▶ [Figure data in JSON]
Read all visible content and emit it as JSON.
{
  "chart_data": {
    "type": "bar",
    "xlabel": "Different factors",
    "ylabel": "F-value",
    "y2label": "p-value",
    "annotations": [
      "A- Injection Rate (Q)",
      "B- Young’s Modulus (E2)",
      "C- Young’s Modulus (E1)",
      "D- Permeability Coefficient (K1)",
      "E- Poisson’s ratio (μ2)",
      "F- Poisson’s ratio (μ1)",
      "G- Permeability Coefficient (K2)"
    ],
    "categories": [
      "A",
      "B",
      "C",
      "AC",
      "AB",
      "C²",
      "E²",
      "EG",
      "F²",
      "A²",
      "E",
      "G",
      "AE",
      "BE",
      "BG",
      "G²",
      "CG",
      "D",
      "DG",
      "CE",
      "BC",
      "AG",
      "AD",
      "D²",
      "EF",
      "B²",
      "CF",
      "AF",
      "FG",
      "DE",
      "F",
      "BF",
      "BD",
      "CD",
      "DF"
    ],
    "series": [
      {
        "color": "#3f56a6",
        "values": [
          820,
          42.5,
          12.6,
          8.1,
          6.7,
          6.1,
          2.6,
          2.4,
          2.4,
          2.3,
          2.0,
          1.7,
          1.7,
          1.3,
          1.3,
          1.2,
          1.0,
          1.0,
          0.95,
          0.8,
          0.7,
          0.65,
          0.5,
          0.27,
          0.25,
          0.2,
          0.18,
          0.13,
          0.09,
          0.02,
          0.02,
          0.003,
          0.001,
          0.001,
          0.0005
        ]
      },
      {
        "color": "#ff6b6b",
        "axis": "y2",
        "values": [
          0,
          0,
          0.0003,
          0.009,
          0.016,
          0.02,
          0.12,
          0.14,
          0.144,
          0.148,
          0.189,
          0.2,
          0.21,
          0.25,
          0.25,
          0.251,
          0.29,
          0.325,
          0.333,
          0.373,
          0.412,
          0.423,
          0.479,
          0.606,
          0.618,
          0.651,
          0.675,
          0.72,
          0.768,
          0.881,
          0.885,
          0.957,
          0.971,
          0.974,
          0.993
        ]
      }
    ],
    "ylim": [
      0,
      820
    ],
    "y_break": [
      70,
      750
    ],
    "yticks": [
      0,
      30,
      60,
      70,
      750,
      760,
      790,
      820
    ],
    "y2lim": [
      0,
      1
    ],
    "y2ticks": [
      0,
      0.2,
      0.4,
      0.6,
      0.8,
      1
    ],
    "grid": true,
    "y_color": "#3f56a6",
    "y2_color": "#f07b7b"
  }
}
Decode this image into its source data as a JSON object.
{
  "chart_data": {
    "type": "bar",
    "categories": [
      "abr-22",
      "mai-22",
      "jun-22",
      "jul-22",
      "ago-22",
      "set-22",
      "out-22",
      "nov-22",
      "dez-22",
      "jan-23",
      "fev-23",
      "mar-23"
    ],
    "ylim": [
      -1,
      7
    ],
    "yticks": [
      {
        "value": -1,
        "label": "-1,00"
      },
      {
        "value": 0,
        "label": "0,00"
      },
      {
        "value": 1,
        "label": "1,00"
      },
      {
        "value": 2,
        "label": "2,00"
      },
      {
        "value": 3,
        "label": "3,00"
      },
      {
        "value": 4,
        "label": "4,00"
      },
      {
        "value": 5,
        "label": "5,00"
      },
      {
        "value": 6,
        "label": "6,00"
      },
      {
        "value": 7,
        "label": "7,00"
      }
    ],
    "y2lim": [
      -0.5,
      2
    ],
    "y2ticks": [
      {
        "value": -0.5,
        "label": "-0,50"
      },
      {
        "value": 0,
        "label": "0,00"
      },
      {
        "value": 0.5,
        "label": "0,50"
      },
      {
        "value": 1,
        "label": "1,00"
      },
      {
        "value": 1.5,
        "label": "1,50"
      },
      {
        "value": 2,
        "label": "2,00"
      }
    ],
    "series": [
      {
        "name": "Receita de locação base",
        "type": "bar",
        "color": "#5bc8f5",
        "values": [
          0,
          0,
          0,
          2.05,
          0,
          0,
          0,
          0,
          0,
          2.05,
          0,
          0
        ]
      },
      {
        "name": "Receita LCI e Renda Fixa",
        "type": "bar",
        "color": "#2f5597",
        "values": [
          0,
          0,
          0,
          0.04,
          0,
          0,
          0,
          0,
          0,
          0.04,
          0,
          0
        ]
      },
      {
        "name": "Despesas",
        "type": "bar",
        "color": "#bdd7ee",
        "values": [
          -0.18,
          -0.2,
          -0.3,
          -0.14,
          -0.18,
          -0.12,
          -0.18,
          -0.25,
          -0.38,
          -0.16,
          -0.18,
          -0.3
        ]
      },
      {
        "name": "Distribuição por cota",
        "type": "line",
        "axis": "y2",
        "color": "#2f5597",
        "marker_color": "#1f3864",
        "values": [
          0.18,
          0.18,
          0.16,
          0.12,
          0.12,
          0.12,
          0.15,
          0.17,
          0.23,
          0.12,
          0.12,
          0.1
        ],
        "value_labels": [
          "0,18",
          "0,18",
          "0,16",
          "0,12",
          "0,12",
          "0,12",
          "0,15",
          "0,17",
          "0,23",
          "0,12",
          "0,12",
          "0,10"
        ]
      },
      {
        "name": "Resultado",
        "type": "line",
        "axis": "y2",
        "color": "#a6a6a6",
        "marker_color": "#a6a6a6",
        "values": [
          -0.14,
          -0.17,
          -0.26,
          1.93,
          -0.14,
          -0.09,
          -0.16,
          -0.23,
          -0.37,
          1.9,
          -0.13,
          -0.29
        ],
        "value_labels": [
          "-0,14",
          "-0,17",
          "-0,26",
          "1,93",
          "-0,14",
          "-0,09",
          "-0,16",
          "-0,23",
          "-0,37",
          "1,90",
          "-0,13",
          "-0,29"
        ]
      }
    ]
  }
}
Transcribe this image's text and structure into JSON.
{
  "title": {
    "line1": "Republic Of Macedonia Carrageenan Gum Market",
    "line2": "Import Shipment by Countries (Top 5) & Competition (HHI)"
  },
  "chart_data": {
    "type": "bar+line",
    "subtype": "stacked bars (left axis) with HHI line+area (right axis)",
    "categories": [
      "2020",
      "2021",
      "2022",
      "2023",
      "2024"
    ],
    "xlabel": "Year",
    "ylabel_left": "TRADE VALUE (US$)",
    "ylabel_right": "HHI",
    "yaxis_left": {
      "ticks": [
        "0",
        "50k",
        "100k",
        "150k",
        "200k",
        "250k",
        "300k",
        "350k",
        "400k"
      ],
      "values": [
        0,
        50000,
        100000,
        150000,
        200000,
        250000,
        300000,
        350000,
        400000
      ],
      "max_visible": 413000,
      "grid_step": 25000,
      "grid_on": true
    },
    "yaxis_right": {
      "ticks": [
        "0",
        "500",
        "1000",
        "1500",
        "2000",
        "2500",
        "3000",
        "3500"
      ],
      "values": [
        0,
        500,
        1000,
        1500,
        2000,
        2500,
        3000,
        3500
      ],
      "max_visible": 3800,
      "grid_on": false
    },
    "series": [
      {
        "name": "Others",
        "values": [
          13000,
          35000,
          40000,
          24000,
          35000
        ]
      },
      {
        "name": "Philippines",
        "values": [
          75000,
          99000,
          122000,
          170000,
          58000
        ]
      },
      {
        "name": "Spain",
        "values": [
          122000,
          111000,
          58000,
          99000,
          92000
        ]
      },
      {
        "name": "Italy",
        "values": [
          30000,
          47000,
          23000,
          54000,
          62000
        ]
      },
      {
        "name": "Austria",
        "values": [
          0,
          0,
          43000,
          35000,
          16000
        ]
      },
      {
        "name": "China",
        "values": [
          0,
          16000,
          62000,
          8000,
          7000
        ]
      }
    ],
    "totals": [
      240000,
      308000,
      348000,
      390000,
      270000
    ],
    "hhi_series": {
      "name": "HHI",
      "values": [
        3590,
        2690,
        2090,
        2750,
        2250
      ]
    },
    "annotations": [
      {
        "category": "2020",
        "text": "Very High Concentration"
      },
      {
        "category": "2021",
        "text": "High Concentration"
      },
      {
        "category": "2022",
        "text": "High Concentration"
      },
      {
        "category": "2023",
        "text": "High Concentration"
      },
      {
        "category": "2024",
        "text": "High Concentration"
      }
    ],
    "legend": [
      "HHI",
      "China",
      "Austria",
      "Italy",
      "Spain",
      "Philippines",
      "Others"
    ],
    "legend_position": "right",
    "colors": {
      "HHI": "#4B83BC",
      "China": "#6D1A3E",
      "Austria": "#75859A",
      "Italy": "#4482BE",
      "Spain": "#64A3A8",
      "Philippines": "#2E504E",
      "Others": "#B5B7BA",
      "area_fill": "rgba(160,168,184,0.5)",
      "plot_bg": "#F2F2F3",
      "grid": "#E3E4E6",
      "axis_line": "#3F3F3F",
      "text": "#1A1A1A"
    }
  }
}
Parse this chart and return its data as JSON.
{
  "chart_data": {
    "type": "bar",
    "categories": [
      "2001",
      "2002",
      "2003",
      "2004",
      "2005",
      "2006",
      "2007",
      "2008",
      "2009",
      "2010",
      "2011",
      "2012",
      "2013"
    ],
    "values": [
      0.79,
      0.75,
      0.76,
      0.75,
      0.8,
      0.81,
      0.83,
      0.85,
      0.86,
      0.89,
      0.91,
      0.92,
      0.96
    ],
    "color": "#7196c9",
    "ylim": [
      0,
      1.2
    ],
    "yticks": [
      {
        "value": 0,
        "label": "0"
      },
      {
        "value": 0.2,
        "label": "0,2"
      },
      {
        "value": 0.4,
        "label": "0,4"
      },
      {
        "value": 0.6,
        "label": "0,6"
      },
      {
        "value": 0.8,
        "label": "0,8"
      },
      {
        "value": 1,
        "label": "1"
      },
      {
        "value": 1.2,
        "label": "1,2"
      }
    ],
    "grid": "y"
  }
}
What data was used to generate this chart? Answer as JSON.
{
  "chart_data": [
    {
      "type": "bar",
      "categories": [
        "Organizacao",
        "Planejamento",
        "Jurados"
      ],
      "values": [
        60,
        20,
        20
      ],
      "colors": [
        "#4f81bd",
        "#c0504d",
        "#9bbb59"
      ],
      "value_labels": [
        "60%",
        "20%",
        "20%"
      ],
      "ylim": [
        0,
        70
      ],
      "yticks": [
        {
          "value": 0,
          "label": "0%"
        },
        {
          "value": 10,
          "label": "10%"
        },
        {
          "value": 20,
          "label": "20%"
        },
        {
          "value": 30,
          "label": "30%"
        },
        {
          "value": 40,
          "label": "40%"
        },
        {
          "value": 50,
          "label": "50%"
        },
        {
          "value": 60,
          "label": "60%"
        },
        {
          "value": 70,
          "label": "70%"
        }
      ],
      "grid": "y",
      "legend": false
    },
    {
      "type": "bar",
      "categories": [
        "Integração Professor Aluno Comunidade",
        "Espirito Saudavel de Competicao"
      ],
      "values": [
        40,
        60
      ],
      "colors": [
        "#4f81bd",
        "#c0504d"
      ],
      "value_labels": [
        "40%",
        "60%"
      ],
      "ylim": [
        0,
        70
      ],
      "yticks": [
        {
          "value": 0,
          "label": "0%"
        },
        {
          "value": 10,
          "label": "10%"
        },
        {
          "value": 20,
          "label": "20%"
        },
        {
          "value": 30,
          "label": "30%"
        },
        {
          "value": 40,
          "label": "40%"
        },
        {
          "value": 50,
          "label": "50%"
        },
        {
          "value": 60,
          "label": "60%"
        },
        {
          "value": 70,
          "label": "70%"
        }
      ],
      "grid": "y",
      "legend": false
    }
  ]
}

▶ [Task directions] Return only those lines of the records that contain the string "xlabel".

▶ [Complete output]
    "xlabel": "Different factors",
    "xlabel": "Year",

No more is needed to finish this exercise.